Records shown>
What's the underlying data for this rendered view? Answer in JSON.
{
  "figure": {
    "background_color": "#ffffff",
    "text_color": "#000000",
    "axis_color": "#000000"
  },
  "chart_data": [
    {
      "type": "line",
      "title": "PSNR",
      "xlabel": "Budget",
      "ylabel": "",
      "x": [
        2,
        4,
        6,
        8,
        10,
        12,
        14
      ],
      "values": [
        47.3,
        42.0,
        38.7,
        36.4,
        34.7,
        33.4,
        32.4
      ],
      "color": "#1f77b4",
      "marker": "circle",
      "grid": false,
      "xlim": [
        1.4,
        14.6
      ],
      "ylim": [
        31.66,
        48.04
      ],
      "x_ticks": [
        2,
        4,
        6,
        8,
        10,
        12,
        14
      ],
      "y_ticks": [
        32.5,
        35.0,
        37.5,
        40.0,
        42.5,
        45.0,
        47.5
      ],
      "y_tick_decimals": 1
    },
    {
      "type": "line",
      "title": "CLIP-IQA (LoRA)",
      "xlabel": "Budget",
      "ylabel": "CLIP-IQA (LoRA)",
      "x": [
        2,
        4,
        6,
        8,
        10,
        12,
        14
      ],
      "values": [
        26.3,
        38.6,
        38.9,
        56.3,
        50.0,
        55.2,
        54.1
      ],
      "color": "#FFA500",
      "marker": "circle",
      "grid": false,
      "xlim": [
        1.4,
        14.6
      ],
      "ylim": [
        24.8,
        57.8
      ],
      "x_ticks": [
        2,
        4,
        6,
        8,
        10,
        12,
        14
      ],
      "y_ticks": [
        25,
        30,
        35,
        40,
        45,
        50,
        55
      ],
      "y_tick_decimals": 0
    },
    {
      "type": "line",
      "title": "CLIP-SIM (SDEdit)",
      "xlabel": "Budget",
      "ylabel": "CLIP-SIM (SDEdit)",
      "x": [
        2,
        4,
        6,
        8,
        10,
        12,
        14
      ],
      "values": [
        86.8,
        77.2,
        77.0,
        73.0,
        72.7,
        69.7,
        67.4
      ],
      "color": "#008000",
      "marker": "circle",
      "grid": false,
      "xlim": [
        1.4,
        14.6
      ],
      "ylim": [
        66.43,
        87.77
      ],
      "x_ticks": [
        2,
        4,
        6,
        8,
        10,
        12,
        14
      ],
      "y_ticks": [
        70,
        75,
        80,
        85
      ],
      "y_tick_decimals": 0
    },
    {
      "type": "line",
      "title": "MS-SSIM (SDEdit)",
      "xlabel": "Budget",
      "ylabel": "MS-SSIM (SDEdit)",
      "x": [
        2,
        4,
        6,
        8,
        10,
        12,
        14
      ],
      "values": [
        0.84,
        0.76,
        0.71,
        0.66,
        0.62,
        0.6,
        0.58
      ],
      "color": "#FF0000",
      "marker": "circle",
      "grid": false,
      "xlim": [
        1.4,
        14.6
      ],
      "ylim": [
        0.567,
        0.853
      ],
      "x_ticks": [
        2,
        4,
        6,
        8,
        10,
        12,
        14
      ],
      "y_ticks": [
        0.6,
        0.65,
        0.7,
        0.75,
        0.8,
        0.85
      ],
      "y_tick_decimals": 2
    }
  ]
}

Description of the task> Reproduce all of the data exactly as given.

Exercise response>
What's the underlying data for this rendered view? Answer in JSON.
{
  "figure": {
    "background_color": "#ffffff",
    "text_color": "#000000",
    "axis_color": "#000000"
  },
  "chart_data": [
    {
      "type": "line",
      "title": "PSNR",
      "xlabel": "Budget",
      "ylabel": "",
      "x": [
        2,
        4,
        6,
        8,
        10,
        12,
        14
      ],
      "values": [
        47.3,
        42.0,
        38.7,
        36.4,
        34.7,
        33.4,
        32.4
      ],
      "color": "#1f77b4",
      "marker": "circle",
      "grid": false,
      "xlim": [
        1.4,
        14.6
      ],
      "ylim": [
        31.66,
        48.04
      ],
      "x_ticks": [
        2,
        4,
        6,
        8,
        10,
        12,
        14
      ],
      "y_ticks": [
        32.5,
        35.0,
        37.5,
        40.0,
        42.5,
        45.0,
        47.5
      ],
      "y_tick_decimals": 1
    },
    {
      "type": "line",
      "title": "CLIP-IQA (LoRA)",
      "xlabel": "Budget",
      "ylabel": "CLIP-IQA (LoRA)",
      "x": [
        2,
        4,
        6,
        8,
        10,
        12,
        14
      ],
      "values": [
        26.3,
        38.6,
        38.9,
        56.3,
        50.0,
        55.2,
        54.1
      ],
      "color": "#FFA500",
      "marker": "circle",
      "grid": false,
      "xlim": [
        1.4,
        14.6
      ],
      "ylim": [
        24.8,
        57.8
      ],
      "x_ticks": [
        2,
        4,
        6,
        8,
        10,
        12,
        14
      ],
      "y_ticks": [
        25,
        30,
        35,
        40,
        45,
        50,
        55
      ],
      "y_tick_decimals": 0
    },
    {
      "type": "line",
      "title": "CLIP-SIM (SDEdit)",
      "xlabel": "Budget",
      "ylabel": "CLIP-SIM (SDEdit)",
      "x": [
        2,
        4,
        6,
        8,
        10,
        12,
        14
      ],
      "values": [
        86.8,
        77.2,
        77.0,
        73.0,
        72.7,
        69.7,
        67.4
      ],
      "color": "#008000",
      "marker": "circle",
      "grid": false,
      "xlim": [
        1.4,
        14.6
      ],
      "ylim": [
        66.43,
        87.77
      ],
      "x_ticks": [
        2,
        4,
        6,
        8,
        10,
        12,
        14
      ],
      "y_ticks": [
        70,
        75,
        80,
        85
      ],
      "y_tick_decimals": 0
    },
    {
      "type": "line",
      "title": "MS-SSIM (SDEdit)",
      "xlabel": "Budget",
      "ylabel": "MS-SSIM (SDEdit)",
      "x": [
        2,
        4,
        6,
        8,
        10,
        12,
        14
      ],
      "values": [
        0.84,
        0.76,
        0.71,
        0.66,
        0.62,
        0.6,
        0.58
      ],
      "color": "#FF0000",
      "marker": "circle",
      "grid": false,
      "xlim": [
        1.4,
        14.6
      ],
      "ylim": [
        0.567,
        0.853
      ],
      "x_ticks": [
        2,
        4,
        6,
        8,
        10,
        12,
        14
      ],
      "y_ticks": [
        0.6,
        0.65,
        0.7,
        0.75,
        0.8,
        0.85
      ],
      "y_tick_decimals": 2
    }
  ]
}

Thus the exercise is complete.